Written problem>
Identify all lines of the data containing the string "Agroambientali" and copy them.

--- Start Provided data ---

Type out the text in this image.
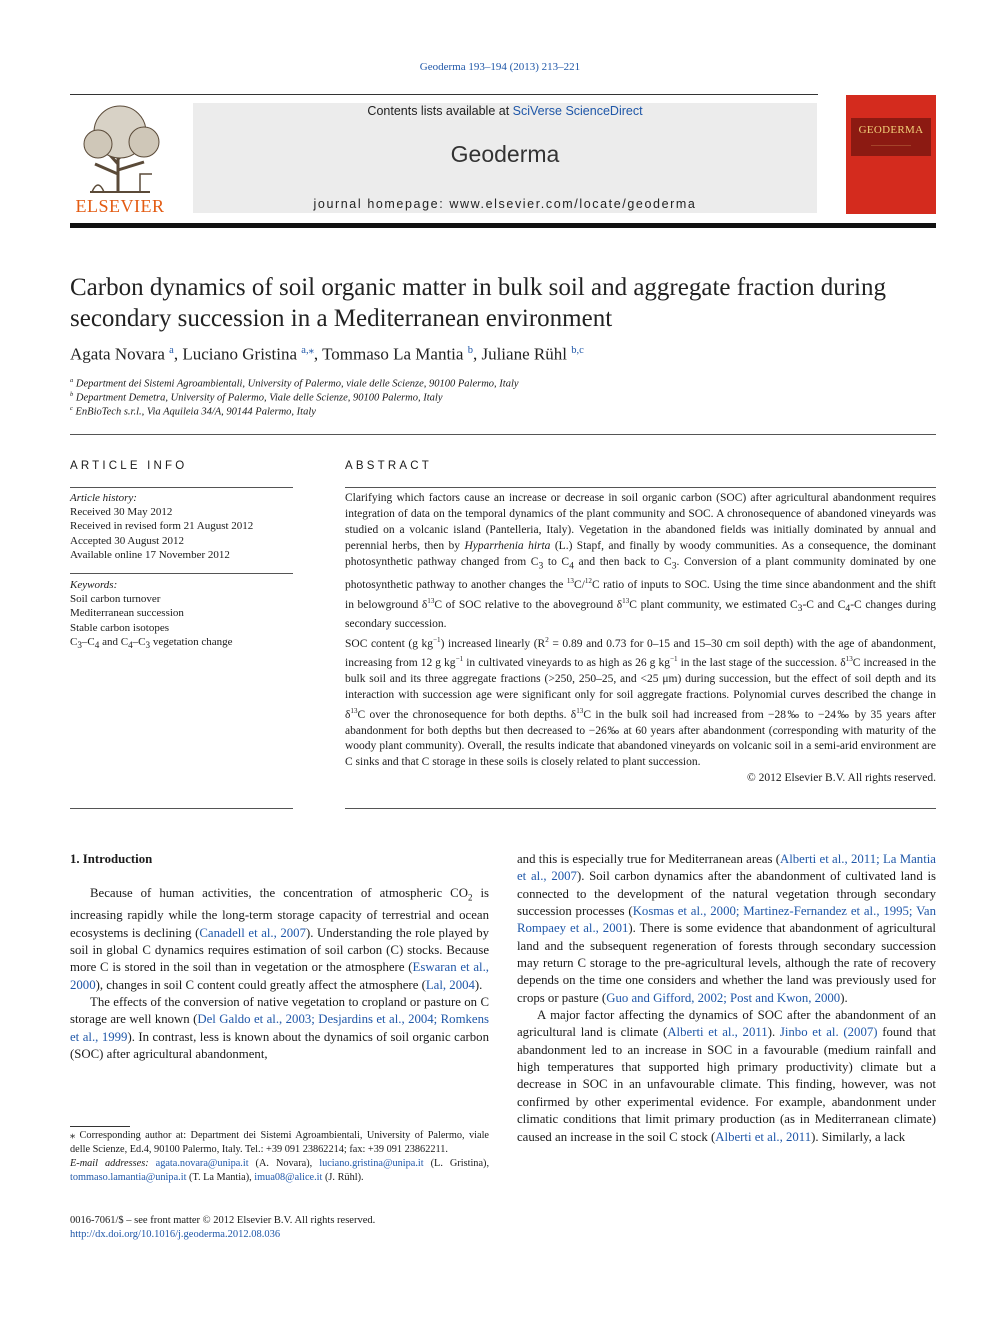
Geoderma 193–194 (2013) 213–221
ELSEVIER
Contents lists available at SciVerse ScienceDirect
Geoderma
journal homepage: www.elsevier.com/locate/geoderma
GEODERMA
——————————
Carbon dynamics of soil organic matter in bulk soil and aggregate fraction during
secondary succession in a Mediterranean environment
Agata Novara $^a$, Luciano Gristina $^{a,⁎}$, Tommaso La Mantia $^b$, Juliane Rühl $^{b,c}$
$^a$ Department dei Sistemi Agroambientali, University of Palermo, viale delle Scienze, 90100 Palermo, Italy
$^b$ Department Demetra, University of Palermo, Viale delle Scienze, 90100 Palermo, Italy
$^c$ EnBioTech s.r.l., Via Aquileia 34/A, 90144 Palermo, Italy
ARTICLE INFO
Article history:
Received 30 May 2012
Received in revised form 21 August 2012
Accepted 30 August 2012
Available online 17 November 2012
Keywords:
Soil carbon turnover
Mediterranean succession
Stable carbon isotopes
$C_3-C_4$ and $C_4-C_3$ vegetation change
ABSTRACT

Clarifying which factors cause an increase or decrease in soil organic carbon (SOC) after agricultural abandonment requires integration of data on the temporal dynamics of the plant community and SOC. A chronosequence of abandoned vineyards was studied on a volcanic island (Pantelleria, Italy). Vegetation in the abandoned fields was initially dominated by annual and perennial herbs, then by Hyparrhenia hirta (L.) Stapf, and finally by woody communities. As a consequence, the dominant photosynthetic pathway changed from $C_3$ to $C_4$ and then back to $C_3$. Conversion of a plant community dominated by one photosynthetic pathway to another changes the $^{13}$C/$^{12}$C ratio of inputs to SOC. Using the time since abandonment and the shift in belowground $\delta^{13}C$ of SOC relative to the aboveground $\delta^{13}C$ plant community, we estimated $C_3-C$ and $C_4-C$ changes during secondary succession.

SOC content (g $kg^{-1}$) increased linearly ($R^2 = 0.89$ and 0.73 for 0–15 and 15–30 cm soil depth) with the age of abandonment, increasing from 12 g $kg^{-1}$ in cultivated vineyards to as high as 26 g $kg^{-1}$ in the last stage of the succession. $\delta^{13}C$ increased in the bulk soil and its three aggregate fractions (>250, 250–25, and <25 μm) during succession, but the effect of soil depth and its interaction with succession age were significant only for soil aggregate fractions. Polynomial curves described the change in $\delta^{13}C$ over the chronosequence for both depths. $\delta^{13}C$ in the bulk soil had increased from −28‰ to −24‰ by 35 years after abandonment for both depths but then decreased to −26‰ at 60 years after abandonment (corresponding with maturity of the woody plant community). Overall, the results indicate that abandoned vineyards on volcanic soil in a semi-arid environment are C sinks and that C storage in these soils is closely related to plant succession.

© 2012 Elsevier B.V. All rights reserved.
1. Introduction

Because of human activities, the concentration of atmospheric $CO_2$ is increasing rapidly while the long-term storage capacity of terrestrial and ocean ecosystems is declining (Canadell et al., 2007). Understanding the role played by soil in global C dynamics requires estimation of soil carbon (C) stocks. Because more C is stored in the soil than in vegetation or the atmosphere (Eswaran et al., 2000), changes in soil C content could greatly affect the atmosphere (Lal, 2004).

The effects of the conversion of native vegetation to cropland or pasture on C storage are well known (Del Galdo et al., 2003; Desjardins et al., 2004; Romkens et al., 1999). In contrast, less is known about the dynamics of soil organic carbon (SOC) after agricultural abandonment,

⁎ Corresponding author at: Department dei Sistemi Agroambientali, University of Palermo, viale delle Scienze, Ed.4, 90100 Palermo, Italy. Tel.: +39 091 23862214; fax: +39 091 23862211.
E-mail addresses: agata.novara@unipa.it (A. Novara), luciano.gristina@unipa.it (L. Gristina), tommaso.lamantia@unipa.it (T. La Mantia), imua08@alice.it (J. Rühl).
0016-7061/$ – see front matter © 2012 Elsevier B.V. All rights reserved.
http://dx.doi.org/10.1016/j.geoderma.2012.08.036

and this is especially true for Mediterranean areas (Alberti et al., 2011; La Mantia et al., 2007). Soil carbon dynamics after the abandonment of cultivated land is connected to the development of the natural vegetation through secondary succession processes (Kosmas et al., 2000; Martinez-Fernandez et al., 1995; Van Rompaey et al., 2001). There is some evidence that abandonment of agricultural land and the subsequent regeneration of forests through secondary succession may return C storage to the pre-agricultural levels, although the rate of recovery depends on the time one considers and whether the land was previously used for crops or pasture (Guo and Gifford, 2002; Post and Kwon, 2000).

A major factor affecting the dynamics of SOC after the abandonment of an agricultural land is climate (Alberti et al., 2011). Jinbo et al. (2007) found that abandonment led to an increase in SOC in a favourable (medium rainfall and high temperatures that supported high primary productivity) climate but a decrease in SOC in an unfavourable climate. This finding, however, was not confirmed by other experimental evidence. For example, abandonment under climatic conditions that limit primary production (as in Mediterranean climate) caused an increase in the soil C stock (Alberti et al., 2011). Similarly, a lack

--- End Provided data ---
--- Start Provided data ---

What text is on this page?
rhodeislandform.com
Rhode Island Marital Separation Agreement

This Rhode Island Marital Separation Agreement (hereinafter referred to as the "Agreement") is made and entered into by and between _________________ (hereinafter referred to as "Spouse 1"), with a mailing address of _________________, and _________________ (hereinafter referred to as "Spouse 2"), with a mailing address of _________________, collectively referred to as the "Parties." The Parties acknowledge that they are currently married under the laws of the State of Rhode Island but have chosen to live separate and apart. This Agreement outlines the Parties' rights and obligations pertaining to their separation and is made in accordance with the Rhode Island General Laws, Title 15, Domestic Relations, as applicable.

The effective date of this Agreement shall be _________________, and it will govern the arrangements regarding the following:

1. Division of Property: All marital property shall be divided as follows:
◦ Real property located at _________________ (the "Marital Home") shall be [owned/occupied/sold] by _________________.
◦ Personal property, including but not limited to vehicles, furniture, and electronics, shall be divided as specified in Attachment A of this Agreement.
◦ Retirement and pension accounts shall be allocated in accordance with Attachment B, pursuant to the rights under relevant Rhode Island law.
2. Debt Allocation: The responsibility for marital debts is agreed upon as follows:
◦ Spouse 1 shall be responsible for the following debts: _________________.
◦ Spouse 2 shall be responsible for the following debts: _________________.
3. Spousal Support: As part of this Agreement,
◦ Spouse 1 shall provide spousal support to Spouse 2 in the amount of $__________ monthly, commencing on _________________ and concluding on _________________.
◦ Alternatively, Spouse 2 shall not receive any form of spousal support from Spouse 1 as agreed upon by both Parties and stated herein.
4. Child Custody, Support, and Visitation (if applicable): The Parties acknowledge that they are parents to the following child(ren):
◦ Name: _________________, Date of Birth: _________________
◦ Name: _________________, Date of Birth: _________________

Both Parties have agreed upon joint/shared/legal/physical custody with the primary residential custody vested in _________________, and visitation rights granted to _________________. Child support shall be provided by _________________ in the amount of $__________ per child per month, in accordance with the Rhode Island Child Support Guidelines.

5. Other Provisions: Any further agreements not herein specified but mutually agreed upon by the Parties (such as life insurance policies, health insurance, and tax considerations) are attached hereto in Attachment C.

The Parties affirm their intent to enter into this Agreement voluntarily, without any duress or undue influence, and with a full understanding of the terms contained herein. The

--- End Provided data ---

Result>
$^a$ Department dei Sistemi Agroambientali, University of Palermo, viale delle Scienze, 90100 Palermo, Italy
⁎ Corresponding author at: Department dei Sistemi Agroambientali, University of Palermo, viale delle Scienze, Ed.4, 90100 Palermo, Italy. Tel.: +39 091 23862214; fax: +39 091 23862211.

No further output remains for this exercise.